▶ **ZIELE**
#1 Fasse den Absatz der Filmkritik, der mit „Dabei ist der Plot eher melodramatisch“ beginnt, als knappe Liste zusammen und behalte dabei die wichtigsten Fakten bei.
#2 Erkläre in ein bis drei Sätzen, warum die junge Frau in der Filmkritik in ihren Heimatort am Meer zurückkehrt.
#3 Führe die Filmkritik im Anschluss an ihren letzten Satz weiter.

Direkt zum Hauptbereich

Last Words / Koi suru nichiyobi watashi. Koishita (Ryuichi Hiroki, Japan 2007)


Ein Film voller wunderbarer Szenen. Kurz vor der Hälfte hatte ich die erste Sichtung (vor Überwältigung) abbrechen müssen, um ihn mir ein paar Tage später nochmals von vorne anzusehen. Dazwischen hatte er mich die ganze Zeit begleitet.

Dabei ist der Plot eher melodramatisch, eher ein wenig zuviel, als dem Film gut tut. Ein junge Frau aus Tokyo (Mari Horikita) kehrt in ihren Heimatort am Meer zurück, da sie sich von ihm verabschieden möchte. Sie hat eine Krebsdiagnose bekommen, ihr bleiben noch drei Monate zu leben. Zuhause angekommen, trifft sie auf einen Jugendfreund (Shunsuke Kubozuka), der sie für ein paar Tage gerne bei sich aufnimmt. Dass die beiden noch unausgesprochene Baustellen aus der Vergangenheit haben, ist offensichtlich - doch der Umgang miteinander ist sehr freundlich und zurückhaltend (zunächst). Da begleitet Nagisa einmal Satoshi auf seiner Rundtour mit dem Altmüllwagen (er schlägt sich als Trödler durch), auf der sie entdeckt, dass er ein Verhältnis mit einer verheirateten Frau hat. Die beiden kommen sich aber wieder wie zwangsläufig näher, und es wird immer schwieriger, Konflikte zu umgehen.

▶ **DATENTEIL**
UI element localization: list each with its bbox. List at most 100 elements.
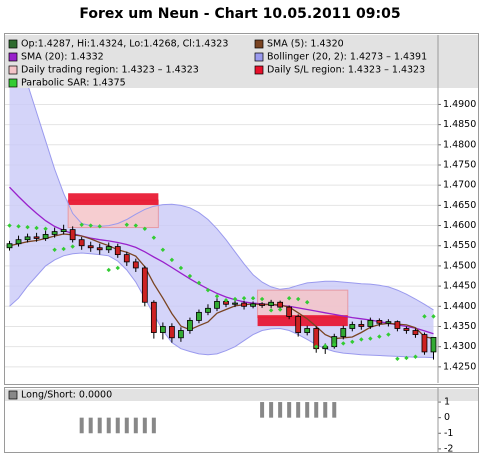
candle-body xyxy=(286,306,293,317)
sar-dot xyxy=(196,280,202,286)
y-tick-label: 1 xyxy=(444,397,450,408)
stop-loss-region xyxy=(257,315,348,327)
bar xyxy=(79,417,84,434)
bollinger-lower xyxy=(9,252,434,359)
candle-body xyxy=(367,320,374,327)
candle-body xyxy=(6,243,13,249)
sar-dot xyxy=(259,296,265,302)
sar-dot xyxy=(16,224,21,229)
candle-body xyxy=(123,254,130,263)
sar-dot xyxy=(295,296,301,302)
y-tick-label: 1.4900 xyxy=(443,99,476,110)
legend-label: Daily trading region: 1.4323 – 1.4323 xyxy=(21,65,199,76)
candle-body xyxy=(78,239,85,247)
candle-body xyxy=(430,336,437,353)
sar-dot xyxy=(323,343,328,349)
candle-body xyxy=(60,229,67,233)
sar-dot xyxy=(43,226,48,231)
y-tick-label: 1.4350 xyxy=(443,321,476,332)
candle-body xyxy=(385,321,392,324)
sar-dot xyxy=(187,273,193,279)
sar-dot xyxy=(350,339,355,345)
bar xyxy=(97,417,102,434)
sar-dot xyxy=(250,296,256,301)
sar-dot xyxy=(377,334,382,339)
sar-dot xyxy=(304,300,310,305)
sar-dot xyxy=(386,332,391,337)
sar-dot xyxy=(142,226,148,231)
y-tick-label: 1.4450 xyxy=(443,281,476,292)
bollinger-band xyxy=(9,37,434,358)
sar-dot xyxy=(115,265,120,271)
sar-dot xyxy=(241,296,247,301)
candle-body xyxy=(277,301,284,308)
bar xyxy=(287,402,292,418)
sar-dot xyxy=(61,246,66,252)
sar-dot xyxy=(205,287,211,293)
candle-body xyxy=(412,330,419,335)
candle-body xyxy=(394,321,401,329)
candle-body xyxy=(259,303,265,306)
bar xyxy=(124,417,129,434)
sar-dot xyxy=(160,247,166,252)
candle-body xyxy=(241,302,247,307)
bar xyxy=(133,417,138,434)
candle-body xyxy=(205,307,211,313)
candle-body xyxy=(304,328,311,333)
sar-dot xyxy=(395,356,400,361)
candle-body xyxy=(340,328,347,337)
candle-body xyxy=(51,231,58,235)
candle-body xyxy=(114,246,121,256)
candle-body xyxy=(15,239,22,245)
sar-dot xyxy=(404,355,409,361)
y-tick-label: 1.4750 xyxy=(443,159,476,170)
bar xyxy=(151,417,156,434)
y-tick-label: 1.4850 xyxy=(443,119,476,130)
candle-body xyxy=(403,328,410,331)
legend-label: SMA (20): 1.4332 xyxy=(21,52,104,63)
candle-body xyxy=(42,234,49,239)
bar xyxy=(332,402,337,418)
sar-dot xyxy=(232,296,238,302)
y-tick-label: 1.4550 xyxy=(443,240,476,251)
bar xyxy=(115,417,120,434)
chart-title: Forex um Neun - Chart 10.05.2011 09:05 xyxy=(79,6,400,22)
legend-label: SMA (5): 1.4320 xyxy=(267,39,344,50)
legend-swatch xyxy=(254,65,264,75)
bar xyxy=(142,417,147,434)
sar-dot xyxy=(413,354,418,359)
legend-swatch xyxy=(254,39,264,49)
candle-body xyxy=(105,246,112,251)
bar xyxy=(106,417,111,434)
legend-background xyxy=(5,389,478,401)
y-tick-label: -2 xyxy=(444,443,453,454)
sar-dot xyxy=(7,223,12,228)
sar-dot xyxy=(70,244,75,249)
candle-body xyxy=(169,326,175,339)
bar xyxy=(260,402,265,418)
y-tick-label: 1.4700 xyxy=(443,180,476,191)
bar xyxy=(314,402,319,418)
sar-dot xyxy=(277,307,283,312)
candle-body xyxy=(349,324,356,329)
y-tick-label: 1.4650 xyxy=(443,200,476,211)
sar-dot xyxy=(124,222,129,227)
legend-swatch xyxy=(8,78,18,88)
bar xyxy=(269,402,274,418)
legend-label: Daily S/L region: 1.4323 – 1.4323 xyxy=(267,65,425,76)
plot-frame xyxy=(4,33,479,385)
y-tick-label: 1.4400 xyxy=(443,301,476,312)
sar-dot xyxy=(97,224,102,229)
y-tick-label: 1.4500 xyxy=(443,260,476,271)
legend-swatch xyxy=(254,52,264,62)
sar-dot xyxy=(368,336,373,341)
candle-body xyxy=(96,247,103,251)
candle-body xyxy=(214,301,220,309)
y-tick-label: 1.4250 xyxy=(443,361,476,372)
bar xyxy=(278,402,283,418)
candle-body xyxy=(159,326,166,333)
bar xyxy=(88,417,93,434)
candle-body xyxy=(268,301,274,306)
candle-body xyxy=(358,324,365,327)
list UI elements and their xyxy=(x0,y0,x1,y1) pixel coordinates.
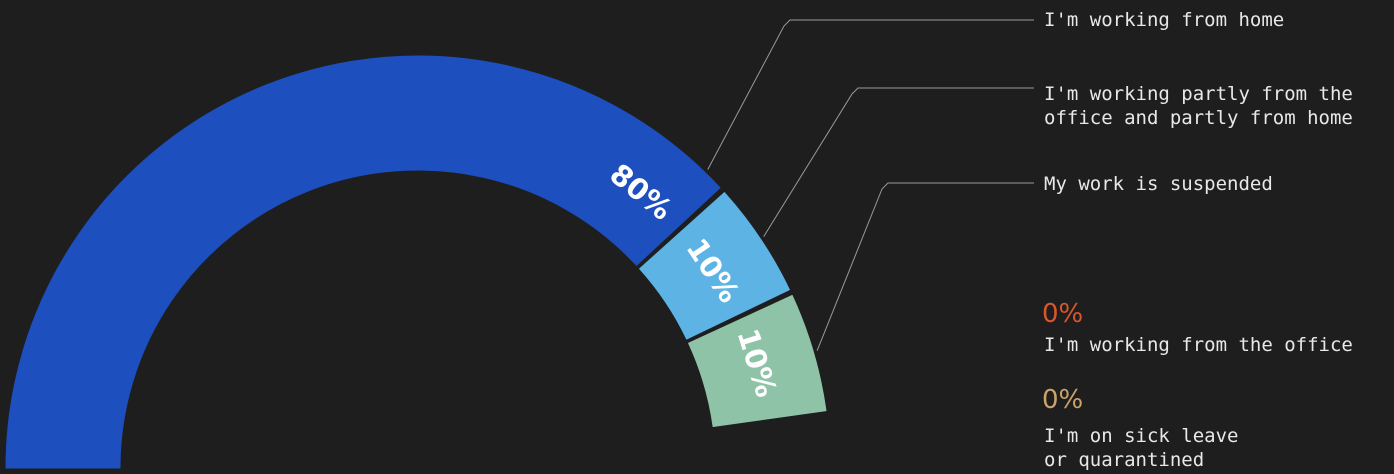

▶ **LÖSUNGEN NACHEINANDER**
#1
- Die Handlung ist eher melodramatisch und ein wenig zu viel für den Film.
- Eine junge Frau aus Tokyo (Mari Horikita) kehrt in ihren Heimatort am Meer zurück, um sich von ihm zu verabschieden. Nach einer Krebsdiagnose bleiben ihr noch drei Monate.
- Ein Jugendfreund (Shunsuke Kubozuka) nimmt sie für ein paar Tage bei sich auf.
- Zwischen beiden ist aus der Vergangenheit noch etwas unausgesprochen. Ihr Umgang ist zunächst freundlich und zurückhaltend.
- Satoshi schlägt sich als Trödler durch. Nagisa begleitet ihn auf seiner Tour mit dem Altmüllwagen und entdeckt dabei sein Verhältnis mit einer verheirateten Frau.
- Die beiden kommen sich wieder näher, und Konflikte lassen sich immer schwerer umgehen.

#2 Sie möchte sich von ihrem Heimatort verabschieden. Sie hat eine Krebsdiagnose bekommen, und ihr bleiben nur noch drei Monate zu leben.

#3
Hirokis Regie entzieht dem Melodrama allen Schmalz. In einfachen Bildern des Alltags wird die Geschichte erzählt, Bilder, die gerade aufgrund ihrer unspektakulären Art ein eigene Poesie des Moments entfalten, die enorm einnehmend ist. Es bleibt Zeit, sich in den Bildern Hirokis umzuschauen. Er schneidet tendenziell hart, die Einstellungen bleiben aber lange stehen. Die Kamera geht sowohl ganz nah ran, als auch auf weite Distanz. Aber immer wird mit jedem Bild ein Gefühl erzeugt, besser: zugelassen; es ist tatsächlich möglich, jede Einstellung in diesem Film zu mögen (wenn man das aushalten kann). Etwa die Ankunft an seinem Haus, das zunächst verschlossen ist. Es ist eine gewöhnliche Einfahrt zu einem ganz normalen einstöckigen Landhaus. Kiesweg. Keiner da. Die Sonne brennt. Man hört die Zikaden und die Vögel. Man beginnt zu schwitzen. Wenn nur jemand da wäre!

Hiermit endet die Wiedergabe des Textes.